§ Task goal
Exactly reproduce each record listed below.

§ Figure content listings
start

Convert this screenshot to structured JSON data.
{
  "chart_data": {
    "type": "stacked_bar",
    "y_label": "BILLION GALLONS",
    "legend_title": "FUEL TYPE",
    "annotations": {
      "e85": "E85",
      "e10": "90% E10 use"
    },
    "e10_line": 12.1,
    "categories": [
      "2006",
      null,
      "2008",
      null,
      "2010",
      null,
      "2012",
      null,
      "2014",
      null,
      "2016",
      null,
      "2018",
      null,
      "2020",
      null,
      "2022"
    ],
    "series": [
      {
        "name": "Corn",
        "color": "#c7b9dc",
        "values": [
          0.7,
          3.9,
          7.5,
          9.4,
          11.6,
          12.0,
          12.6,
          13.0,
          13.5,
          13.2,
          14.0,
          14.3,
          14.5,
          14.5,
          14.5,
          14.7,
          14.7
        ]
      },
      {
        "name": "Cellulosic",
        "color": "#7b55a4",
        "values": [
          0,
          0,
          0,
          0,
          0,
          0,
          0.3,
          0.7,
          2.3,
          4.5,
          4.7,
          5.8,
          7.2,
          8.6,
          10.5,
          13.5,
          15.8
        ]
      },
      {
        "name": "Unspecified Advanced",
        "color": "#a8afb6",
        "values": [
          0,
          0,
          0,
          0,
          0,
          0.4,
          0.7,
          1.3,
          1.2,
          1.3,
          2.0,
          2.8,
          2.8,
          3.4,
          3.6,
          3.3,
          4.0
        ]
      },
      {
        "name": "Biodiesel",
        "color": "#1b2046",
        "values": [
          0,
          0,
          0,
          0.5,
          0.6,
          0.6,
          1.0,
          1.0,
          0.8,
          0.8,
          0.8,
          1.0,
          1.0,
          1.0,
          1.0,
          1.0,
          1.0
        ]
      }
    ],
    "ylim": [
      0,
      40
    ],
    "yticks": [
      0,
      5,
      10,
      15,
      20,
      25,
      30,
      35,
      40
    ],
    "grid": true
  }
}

end

§ The output
Convert this screenshot to structured JSON data.
{
  "chart_data": {
    "type": "stacked_bar",
    "y_label": "BILLION GALLONS",
    "legend_title": "FUEL TYPE",
    "annotations": {
      "e85": "E85",
      "e10": "90% E10 use"
    },
    "e10_line": 12.1,
    "categories": [
      "2006",
      null,
      "2008",
      null,
      "2010",
      null,
      "2012",
      null,
      "2014",
      null,
      "2016",
      null,
      "2018",
      null,
      "2020",
      null,
      "2022"
    ],
    "series": [
      {
        "name": "Corn",
        "color": "#c7b9dc",
        "values": [
          0.7,
          3.9,
          7.5,
          9.4,
          11.6,
          12.0,
          12.6,
          13.0,
          13.5,
          13.2,
          14.0,
          14.3,
          14.5,
          14.5,
          14.5,
          14.7,
          14.7
        ]
      },
      {
        "name": "Cellulosic",
        "color": "#7b55a4",
        "values": [
          0,
          0,
          0,
          0,
          0,
          0,
          0.3,
          0.7,
          2.3,
          4.5,
          4.7,
          5.8,
          7.2,
          8.6,
          10.5,
          13.5,
          15.8
        ]
      },
      {
        "name": "Unspecified Advanced",
        "color": "#a8afb6",
        "values": [
          0,
          0,
          0,
          0,
          0,
          0.4,
          0.7,
          1.3,
          1.2,
          1.3,
          2.0,
          2.8,
          2.8,
          3.4,
          3.6,
          3.3,
          4.0
        ]
      },
      {
        "name": "Biodiesel",
        "color": "#1b2046",
        "values": [
          0,
          0,
          0,
          0.5,
          0.6,
          0.6,
          1.0,
          1.0,
          0.8,
          0.8,
          0.8,
          1.0,
          1.0,
          1.0,
          1.0,
          1.0,
          1.0
        ]
      }
    ],
    "ylim": [
      0,
      40
    ],
    "yticks": [
      0,
      5,
      10,
      15,
      20,
      25,
      30,
      35,
      40
    ],
    "grid": true
  }
}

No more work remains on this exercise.